Dataset items
___

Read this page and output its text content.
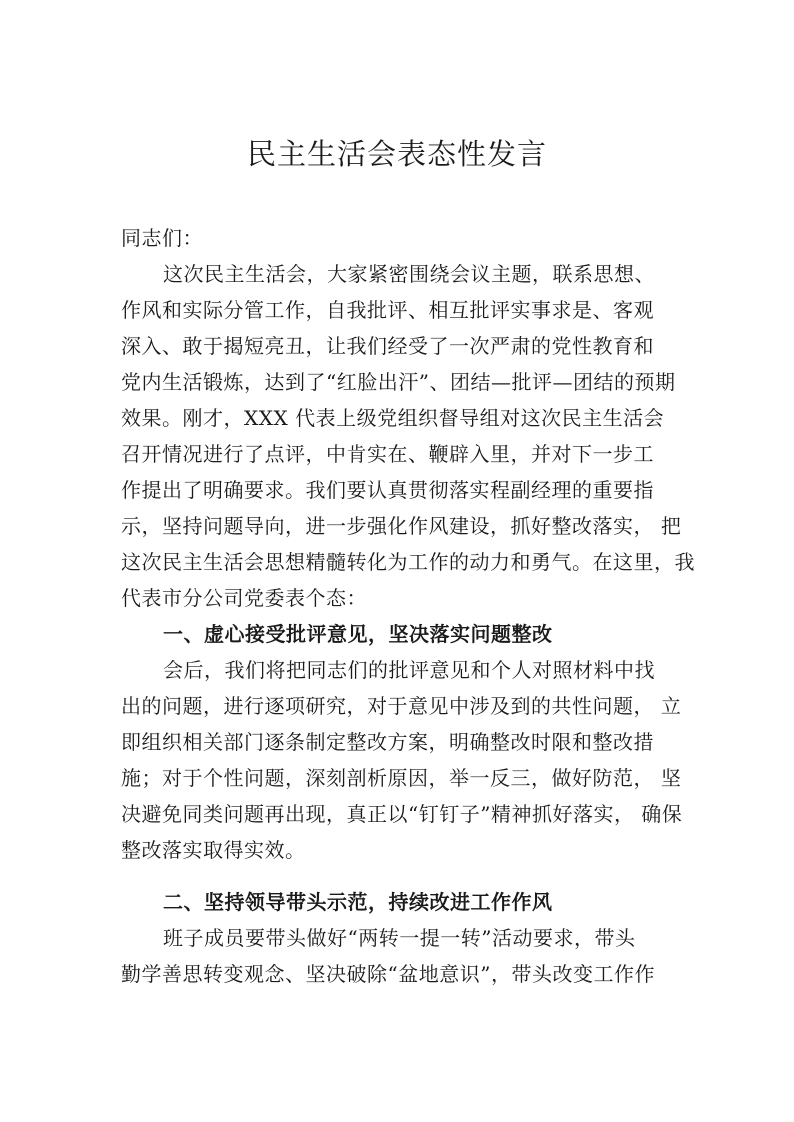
民主生活会表态性发言
同志们：
这次民主生活会，大家紧密围绕会议主题，联系思想、
作风和实际分管工作，自我批评、相互批评实事求是、客观
深入、敢于揭短亮丑，让我们经受了一次严肃的党性教育和
党内生活锻炼，达到了“红脸出汗”、团结—批评—团结的预期
效果。刚才，XXX 代表上级党组织督导组对这次民主生活会
召开情况进行了点评，中肯实在、鞭辟入里，并对下一步工
作提出了明确要求。我们要认真贯彻落实程副经理的重要指
示，坚持问题导向，进一步强化作风建设，抓好整改落实， 把
这次民主生活会思想精髓转化为工作的动力和勇气。在这里，我
代表市分公司党委表个态：
一、虚心接受批评意见，坚决落实问题整改
会后，我们将把同志们的批评意见和个人对照材料中找
出的问题，进行逐项研究，对于意见中涉及到的共性问题， 立
即组织相关部门逐条制定整改方案，明确整改时限和整改措
施；对于个性问题，深刻剖析原因，举一反三，做好防范， 坚
决避免同类问题再出现，真正以“钉钉子”精神抓好落实， 确保
整改落实取得实效。
二、坚持领导带头示范，持续改进工作作风
班子成员要带头做好“两转一提一转”活动要求，带头
勤学善思转变观念、坚决破除“盆地意识”，带头改变工作作
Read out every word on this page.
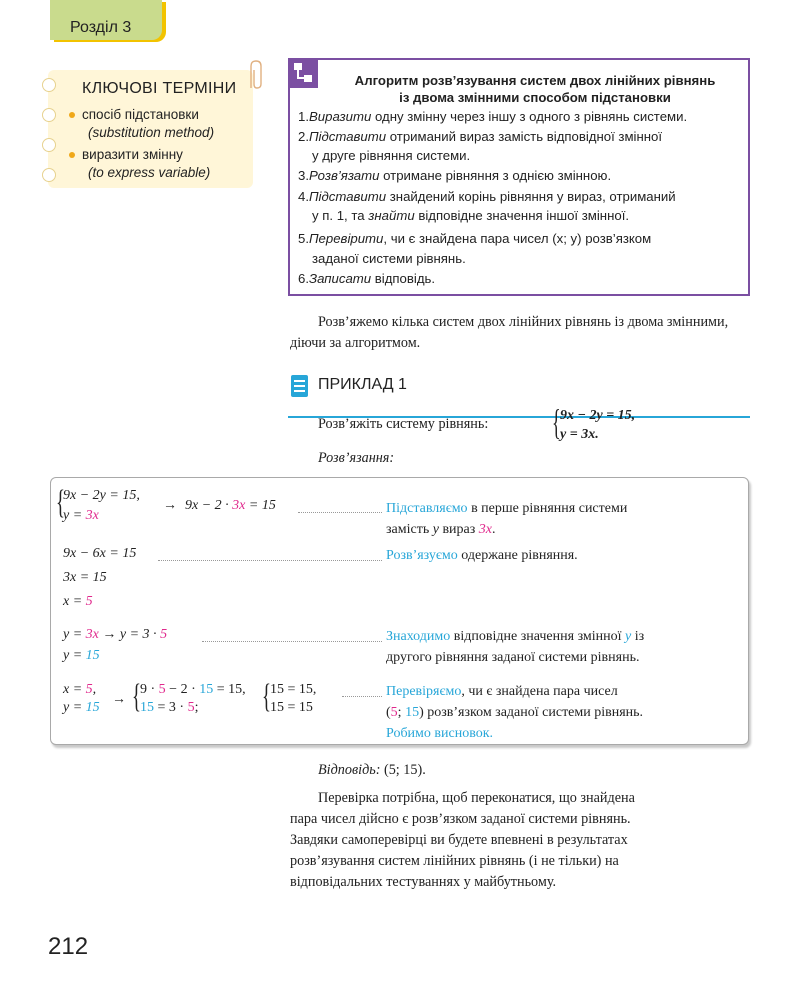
Розділ 3
КЛЮЧОВІ ТЕРМІНИ
спосіб підстановки
(substitution method)
виразити змінну
(to express variable)
Алгоритм розв’язування систем двох лінійних рівнянь
із двома змінними способом підстановки
1.Виразити одну змінну через іншу з одного з рівнянь системи.
2.Підставити отриманий вираз замість відповідної змінної
у друге рівняння системи.
3.Розв’язати отримане рівняння з однією змінною.
4.Підставити знайдений корінь рівняння у вираз, отриманий
у п. 1, та знайти відповідне значення іншої змінної.
5.Перевірити, чи є знайдена пара чисел (x; y) розв’язком
заданої системи рівнянь.
6.Записати відповідь.
Розв’яжемо кілька систем двох лінійних рівнянь із двома змінними, діючи за алгоритмом.
ПРИКЛАД 1
Розв’яжіть систему рівнянь: { 9x − 2y = 15,
y = 3x.
Розв’язання:
{
9x − 2y = 15,
y = 3x
→ 9x − 2 · 3x = 15	Підставляємо в перше рівняння системи
замість y вираз 3x.
9x − 6x = 15
3x = 15
x = 5
Розв’язуємо одержане рівняння.
y = 3x → y = 3 · 5
y = 15
Знаходимо відповідне значення змінної y із
другого рівняння заданої системи рівнянь.
x = 5,
y = 15
→ { 9 · 5 − 2 · 15 = 15,
15 = 3 · 5; { 15 = 15,
15 = 15
Перевіряємо, чи є знайдена пара чисел
(5; 15) розв’язком заданої системи рівнянь.
Робимо висновок.
Відповідь: (5; 15).
Перевірка потрібна, щоб переконатися, що знайдена
пара чисел дійсно є розв’язком заданої системи рівнянь.
Завдяки самоперевірці ви будете впевнені в результатах
розв’язування систем лінійних рівнянь (і не тільки) на
відповідальних тестуваннях у майбутньому.
212
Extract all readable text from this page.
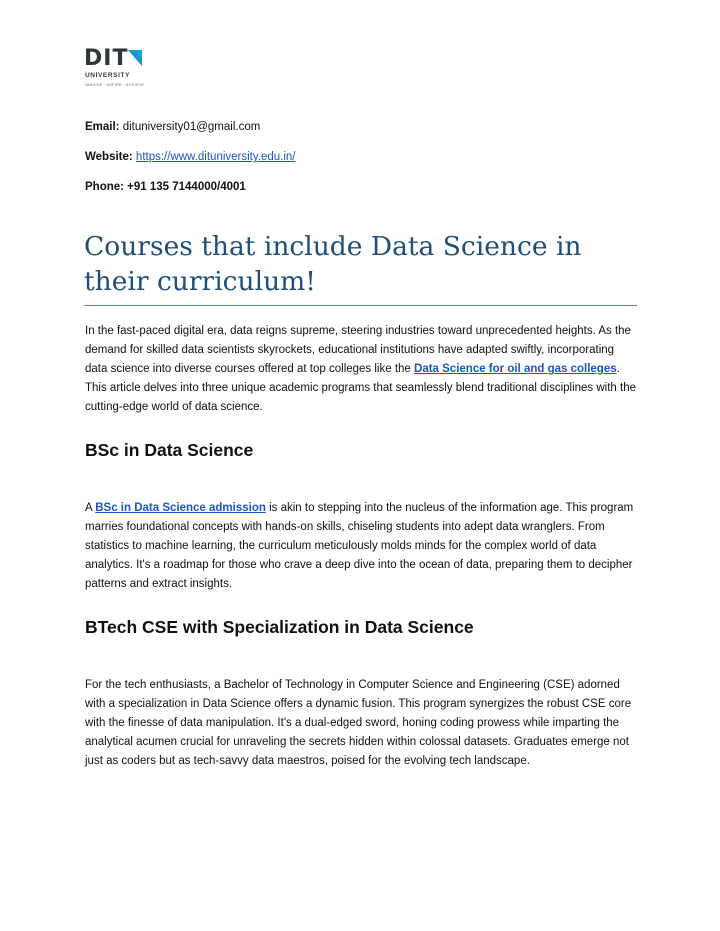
DIT
UNIVERSITY
IMAGINE · ASPIRE · ACHIEVE
Email: dituniversity01@gmail.com
Website: https://www.dituniversity.edu.in/
Phone: +91 135 7144000/4001
Courses that include Data Science in their curriculum!

In the fast-paced digital era, data reigns supreme, steering industries toward unprecedented heights. As the demand for skilled data scientists skyrockets, educational institutions have adapted swiftly, incorporating data science into diverse courses offered at top colleges like the Data Science for oil and gas colleges. This article delves into three unique academic programs that seamlessly blend traditional disciplines with the cutting-edge world of data science.

BSc in Data Science

A BSc in Data Science admission is akin to stepping into the nucleus of the information age. This program marries foundational concepts with hands-on skills, chiseling students into adept data wranglers. From statistics to machine learning, the curriculum meticulously molds minds for the complex world of data analytics. It's a roadmap for those who crave a deep dive into the ocean of data, preparing them to decipher patterns and extract insights.

BTech CSE with Specialization in Data Science

For the tech enthusiasts, a Bachelor of Technology in Computer Science and Engineering (CSE) adorned with a specialization in Data Science offers a dynamic fusion. This program synergizes the robust CSE core with the finesse of data manipulation. It's a dual-edged sword, honing coding prowess while imparting the analytical acumen crucial for unraveling the secrets hidden within colossal datasets. Graduates emerge not just as coders but as tech-savvy data maestros, poised for the evolving tech landscape.
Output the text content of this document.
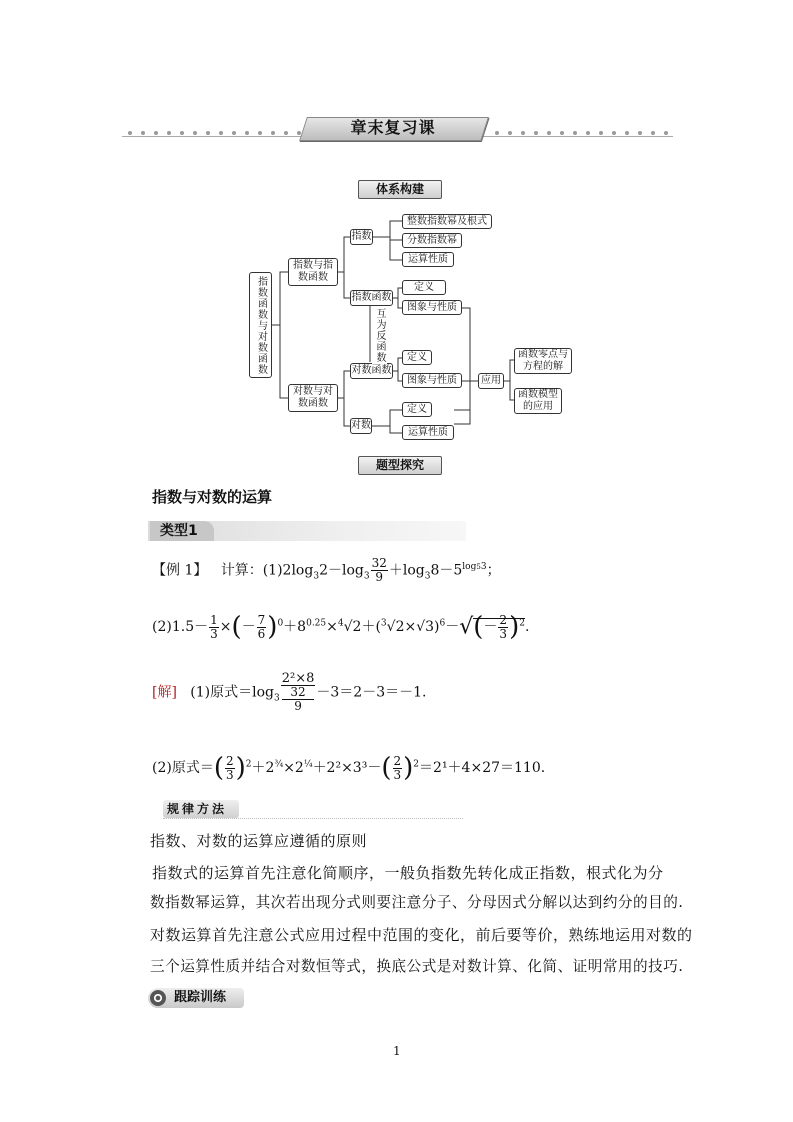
章末复习课
体系构建
指数函数与对数函数
指数与指数函数
对数与对数函数
指数
指数函数
对数函数
对数
整数指数幂及根式
分数指数幂
运算性质
定义
图象与性质
互为反函数	定义
图象与性质
定义
运算性质
应用
函数零点与方程的解
函数模型的应用
题型探究
指数与对数的运算
类型1
【例 1】 计算：$(1)2\log_32-\log_3 \frac{32}{9} +\log_38-5^{log53}$；
$(2)1.5- \frac{1}{3}$ ×(－ $\frac{7}{6} )^0+8^{0.25}\times^4√2+(^3√2\times√3)^6-√(- \frac{2}{3} )^2$.
[解] (1)原式$=\log_3$ 2²×8
32
9 －3＝2－3＝－1.
(2)原式＝( $\frac{2}{3} )^2+2^{\frac{3}{4}}\times 2^{\frac{1}{4}}+2^2\times 3^3-( \frac{2}{3} )^2=2^1+4\times 27=110$.
规律方法
指数、对数的运算应遵循的原则
指数式的运算首先注意化简顺序，一般负指数先转化成正指数，根式化为分
数指数幂运算，其次若出现分式则要注意分子、分母因式分解以达到约分的目的.
对数运算首先注意公式应用过程中范围的变化，前后要等价，熟练地运用对数的
三个运算性质并结合对数恒等式，换底公式是对数计算、化简、证明常用的技巧.
跟踪训练
1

___

**What you should do:**
Reproduce each entry precisely. Leave the pictures out.

**Response to the task:**
Read this page and output its text content.
民主生活会表态性发言
同志们：
这次民主生活会，大家紧密围绕会议主题，联系思想、
作风和实际分管工作，自我批评、相互批评实事求是、客观
深入、敢于揭短亮丑，让我们经受了一次严肃的党性教育和
党内生活锻炼，达到了“红脸出汗”、团结—批评—团结的预期
效果。刚才，XXX 代表上级党组织督导组对这次民主生活会
召开情况进行了点评，中肯实在、鞭辟入里，并对下一步工
作提出了明确要求。我们要认真贯彻落实程副经理的重要指
示，坚持问题导向，进一步强化作风建设，抓好整改落实， 把
这次民主生活会思想精髓转化为工作的动力和勇气。在这里，我
代表市分公司党委表个态：
一、虚心接受批评意见，坚决落实问题整改
会后，我们将把同志们的批评意见和个人对照材料中找
出的问题，进行逐项研究，对于意见中涉及到的共性问题， 立
即组织相关部门逐条制定整改方案，明确整改时限和整改措
施；对于个性问题，深刻剖析原因，举一反三，做好防范， 坚
决避免同类问题再出现，真正以“钉钉子”精神抓好落实， 确保
整改落实取得实效。
二、坚持领导带头示范，持续改进工作作风
班子成员要带头做好“两转一提一转”活动要求，带头
勤学善思转变观念、坚决破除“盆地意识”，带头改变工作作
Read out every word on this page.
Розділ 3
КЛЮЧОВІ ТЕРМІНИ
спосіб підстановки
(substitution method)
виразити змінну
(to express variable)
Алгоритм розв’язування систем двох лінійних рівнянь
із двома змінними способом підстановки
1.Виразити одну змінну через іншу з одного з рівнянь системи.
2.Підставити отриманий вираз замість відповідної змінної
у друге рівняння системи.
3.Розв’язати отримане рівняння з однією змінною.
4.Підставити знайдений корінь рівняння у вираз, отриманий
у п. 1, та знайти відповідне значення іншої змінної.
5.Перевірити, чи є знайдена пара чисел (x; y) розв’язком
заданої системи рівнянь.
6.Записати відповідь.
Розв’яжемо кілька систем двох лінійних рівнянь із двома змінними, діючи за алгоритмом.
ПРИКЛАД 1
Розв’яжіть систему рівнянь: { 9x − 2y = 15,
y = 3x.
Розв’язання:
{
9x − 2y = 15,
y = 3x
→ 9x − 2 · 3x = 15	Підставляємо в перше рівняння системи
замість y вираз 3x.
9x − 6x = 15
3x = 15
x = 5
Розв’язуємо одержане рівняння.
y = 3x → y = 3 · 5
y = 15
Знаходимо відповідне значення змінної y із
другого рівняння заданої системи рівнянь.
x = 5,
y = 15
→ { 9 · 5 − 2 · 15 = 15,
15 = 3 · 5; { 15 = 15,
15 = 15
Перевіряємо, чи є знайдена пара чисел
(5; 15) розв’язком заданої системи рівнянь.
Робимо висновок.
Відповідь: (5; 15).
Перевірка потрібна, щоб переконатися, що знайдена
пара чисел дійсно є розв’язком заданої системи рівнянь.
Завдяки самоперевірці ви будете впевнені в результатах
розв’язування систем лінійних рівнянь (і не тільки) на
відповідальних тестуваннях у майбутньому.
212
Extract all readable text from this page.
DIT
UNIVERSITY
IMAGINE · ASPIRE · ACHIEVE
Email: dituniversity01@gmail.com
Website: https://www.dituniversity.edu.in/
Phone: +91 135 7144000/4001
Courses that include Data Science in their curriculum!

In the fast-paced digital era, data reigns supreme, steering industries toward unprecedented heights. As the demand for skilled data scientists skyrockets, educational institutions have adapted swiftly, incorporating data science into diverse courses offered at top colleges like the Data Science for oil and gas colleges. This article delves into three unique academic programs that seamlessly blend traditional disciplines with the cutting-edge world of data science.

BSc in Data Science

A BSc in Data Science admission is akin to stepping into the nucleus of the information age. This program marries foundational concepts with hands-on skills, chiseling students into adept data wranglers. From statistics to machine learning, the curriculum meticulously molds minds for the complex world of data analytics. It's a roadmap for those who crave a deep dive into the ocean of data, preparing them to decipher patterns and extract insights.

BTech CSE with Specialization in Data Science

For the tech enthusiasts, a Bachelor of Technology in Computer Science and Engineering (CSE) adorned with a specialization in Data Science offers a dynamic fusion. This program synergizes the robust CSE core with the finesse of data manipulation. It's a dual-edged sword, honing coding prowess while imparting the analytical acumen crucial for unraveling the secrets hidden within colossal datasets. Graduates emerge not just as coders but as tech-savvy data maestros, poised for the evolving tech landscape.
Output the text content of this document.
章末复习课
体系构建
指数函数与对数函数
指数与指数函数
对数与对数函数
指数
指数函数
对数函数
对数
整数指数幂及根式
分数指数幂
运算性质
定义
图象与性质
互为反函数	定义
图象与性质
定义
运算性质
应用
函数零点与方程的解
函数模型的应用
题型探究
指数与对数的运算
类型1
【例 1】 计算：$(1)2\log_32-\log_3 \frac{32}{9} +\log_38-5^{log53}$；
$(2)1.5- \frac{1}{3}$ ×(－ $\frac{7}{6} )^0+8^{0.25}\times^4√2+(^3√2\times√3)^6-√(- \frac{2}{3} )^2$.
[解] (1)原式$=\log_3$ 2²×8
32
9 －3＝2－3＝－1.
(2)原式＝( $\frac{2}{3} )^2+2^{\frac{3}{4}}\times 2^{\frac{1}{4}}+2^2\times 3^3-( \frac{2}{3} )^2=2^1+4\times 27=110$.
规律方法
指数、对数的运算应遵循的原则
指数式的运算首先注意化简顺序，一般负指数先转化成正指数，根式化为分
数指数幂运算，其次若出现分式则要注意分子、分母因式分解以达到约分的目的.
对数运算首先注意公式应用过程中范围的变化，前后要等价，熟练地运用对数的
三个运算性质并结合对数恒等式，换底公式是对数计算、化简、证明常用的技巧.
跟踪训练
1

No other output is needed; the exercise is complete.